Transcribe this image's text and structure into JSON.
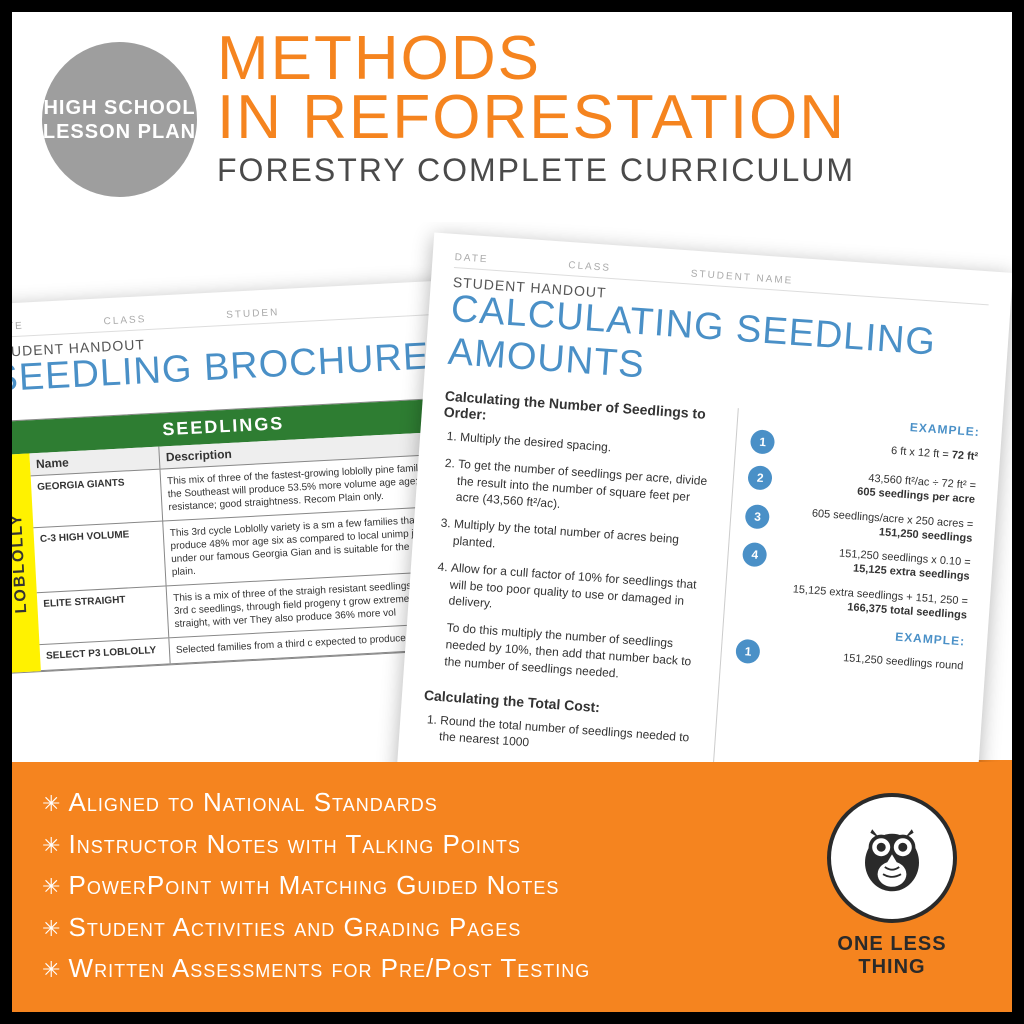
{
  "badge": {
    "line1": "HIGH SCHOOL",
    "line2": "LESSON PLAN"
  },
  "title": {
    "line1": "METHODS",
    "line2": "IN REFORESTATION",
    "subtitle": "FORESTRY COMPLETE CURRICULUM"
  },
  "colors": {
    "orange": "#f5841f",
    "blue": "#4a90c7",
    "badge_gray": "#9e9e9e",
    "green": "#2e7d32",
    "yellow": "#fff200",
    "dark": "#2a2a2a"
  },
  "page_left": {
    "header_fields": [
      "DATE",
      "CLASS",
      "STUDEN"
    ],
    "overline": "STUDENT HANDOUT",
    "title": "SEEDLING BROCHURE",
    "table_header": "SEEDLINGS",
    "tab_label": "LOBLOLLY",
    "columns": [
      "Name",
      "Description"
    ],
    "rows": [
      {
        "name": "GEORGIA GIANTS",
        "desc": "This mix of three of the fastest-growing loblolly pine families in the Southeast will produce 53.5% more volume age age; resistance; good straightness. Recom Plain only."
      },
      {
        "name": "C-3 HIGH VOLUME",
        "desc": "This 3rd cycle Loblolly variety is a sm a few families that produce 48% mor age six as compared to local unimp just under our famous Georgia Gian and is suitable for the coastal plain."
      },
      {
        "name": "ELITE STRAIGHT",
        "desc": "This is a mix of three of the straigh resistant seedlings from our 3rd c seedlings, through field progeny t grow extremely straight, with ver They also produce 36% more vol"
      },
      {
        "name": "SELECT P3 LOBLOLLY",
        "desc": "Selected families from a third c expected to produce more than"
      }
    ]
  },
  "page_right": {
    "header_fields": [
      "DATE",
      "CLASS",
      "STUDENT NAME"
    ],
    "overline": "STUDENT HANDOUT",
    "title": "CALCULATING SEEDLING AMOUNTS",
    "section1_heading": "Calculating the Number of Seedlings to Order:",
    "steps": [
      "Multiply the desired spacing.",
      "To get the number of seedlings per acre, divide the result into the number of square feet per acre (43,560 ft²/ac).",
      "Multiply by the total number of acres being planted.",
      "Allow for a cull factor of 10% for seedlings that will be too poor quality to use or damaged in delivery."
    ],
    "note": "To do this multiply the number of seedlings needed by 10%, then add that number back to the number of seedlings needed.",
    "section2_heading": "Calculating the Total Cost:",
    "step2_1": "Round the total number of seedlings needed to the nearest 1000",
    "example_label": "EXAMPLE:",
    "examples": [
      {
        "n": "1",
        "text": "6 ft x 12 ft = <b>72 ft²</b>"
      },
      {
        "n": "2",
        "text": "43,560 ft²/ac ÷ 72 ft² =<br><b>605 seedlings per acre</b>"
      },
      {
        "n": "3",
        "text": "605 seedlings/acre x 250 acres =<br><b>151,250 seedlings</b>"
      },
      {
        "n": "4",
        "text": "151,250 seedlings x 0.10 =<br><b>15,125 extra seedlings</b>"
      }
    ],
    "example_total": "15,125 extra seedlings + 151, 250 =<br><b>166,375 total seedlings</b>",
    "example2_label": "EXAMPLE:",
    "example2_1": "151,250 seedlings round"
  },
  "footer": {
    "bullets": [
      "Aligned to National Standards",
      "Instructor Notes with Talking Points",
      "PowerPoint with Matching Guided Notes",
      "Student Activities and Grading Pages",
      "Written Assessments for Pre/Post Testing"
    ],
    "brand": "ONE LESS THING"
  }
}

▸ What this task involves
Word for word, quote the full listing, omitting every picture.

▸ Finished task
Transcribe this image's text and structure into JSON.
{
  "badge": {
    "line1": "HIGH SCHOOL",
    "line2": "LESSON PLAN"
  },
  "title": {
    "line1": "METHODS",
    "line2": "IN REFORESTATION",
    "subtitle": "FORESTRY COMPLETE CURRICULUM"
  },
  "colors": {
    "orange": "#f5841f",
    "blue": "#4a90c7",
    "badge_gray": "#9e9e9e",
    "green": "#2e7d32",
    "yellow": "#fff200",
    "dark": "#2a2a2a"
  },
  "page_left": {
    "header_fields": [
      "DATE",
      "CLASS",
      "STUDEN"
    ],
    "overline": "STUDENT HANDOUT",
    "title": "SEEDLING BROCHURE",
    "table_header": "SEEDLINGS",
    "tab_label": "LOBLOLLY",
    "columns": [
      "Name",
      "Description"
    ],
    "rows": [
      {
        "name": "GEORGIA GIANTS",
        "desc": "This mix of three of the fastest-growing loblolly pine families in the Southeast will produce 53.5% more volume age age; resistance; good straightness. Recom Plain only."
      },
      {
        "name": "C-3 HIGH VOLUME",
        "desc": "This 3rd cycle Loblolly variety is a sm a few families that produce 48% mor age six as compared to local unimp just under our famous Georgia Gian and is suitable for the coastal plain."
      },
      {
        "name": "ELITE STRAIGHT",
        "desc": "This is a mix of three of the straigh resistant seedlings from our 3rd c seedlings, through field progeny t grow extremely straight, with ver They also produce 36% more vol"
      },
      {
        "name": "SELECT P3 LOBLOLLY",
        "desc": "Selected families from a third c expected to produce more than"
      }
    ]
  },
  "page_right": {
    "header_fields": [
      "DATE",
      "CLASS",
      "STUDENT NAME"
    ],
    "overline": "STUDENT HANDOUT",
    "title": "CALCULATING SEEDLING AMOUNTS",
    "section1_heading": "Calculating the Number of Seedlings to Order:",
    "steps": [
      "Multiply the desired spacing.",
      "To get the number of seedlings per acre, divide the result into the number of square feet per acre (43,560 ft²/ac).",
      "Multiply by the total number of acres being planted.",
      "Allow for a cull factor of 10% for seedlings that will be too poor quality to use or damaged in delivery."
    ],
    "note": "To do this multiply the number of seedlings needed by 10%, then add that number back to the number of seedlings needed.",
    "section2_heading": "Calculating the Total Cost:",
    "step2_1": "Round the total number of seedlings needed to the nearest 1000",
    "example_label": "EXAMPLE:",
    "examples": [
      {
        "n": "1",
        "text": "6 ft x 12 ft = <b>72 ft²</b>"
      },
      {
        "n": "2",
        "text": "43,560 ft²/ac ÷ 72 ft² =<br><b>605 seedlings per acre</b>"
      },
      {
        "n": "3",
        "text": "605 seedlings/acre x 250 acres =<br><b>151,250 seedlings</b>"
      },
      {
        "n": "4",
        "text": "151,250 seedlings x 0.10 =<br><b>15,125 extra seedlings</b>"
      }
    ],
    "example_total": "15,125 extra seedlings + 151, 250 =<br><b>166,375 total seedlings</b>",
    "example2_label": "EXAMPLE:",
    "example2_1": "151,250 seedlings round"
  },
  "footer": {
    "bullets": [
      "Aligned to National Standards",
      "Instructor Notes with Talking Points",
      "PowerPoint with Matching Guided Notes",
      "Student Activities and Grading Pages",
      "Written Assessments for Pre/Post Testing"
    ],
    "brand": "ONE LESS THING"
  }
}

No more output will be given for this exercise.